[START MATERIAL PROVIDED]
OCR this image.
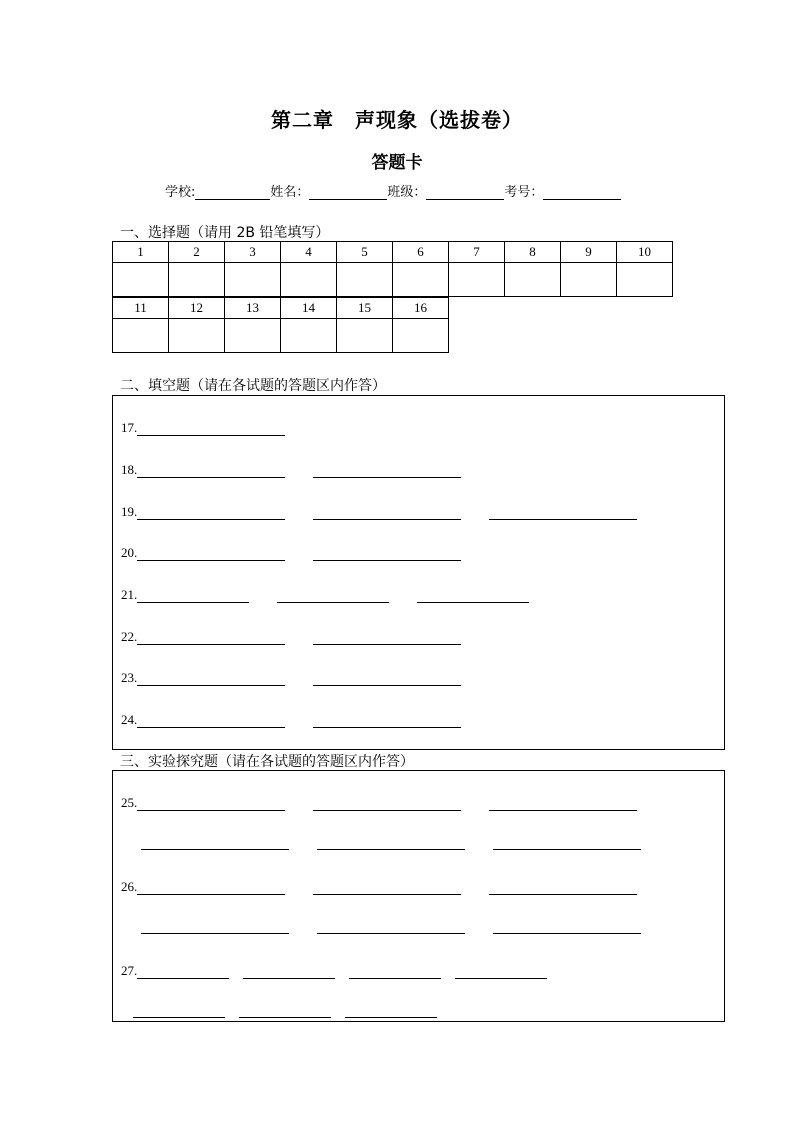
第二章　声现象（选拔卷）
答题卡
学校:	姓名：	班级：	考号：
一、选择题（请用 2B 铅笔填写）
1	2	3	4	5	6	7	8	9	10

11	12	13	14	15	16

二、填空题（请在各试题的答题区内作答）
17.
18.
19.
20.
21.
22.
23.
24.
三、实验探究题（请在各试题的答题区内作答）
25.
26.
27.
[END MATERIAL PROVIDED]
_TASK INSTRUCTIONS:_ Extract each line holding the word "请在各试题的答题区内作答" from the records.

_FINISHED ANSWER:_
二、填空题（请在各试题的答题区内作答）
三、实验探究题（请在各试题的答题区内作答）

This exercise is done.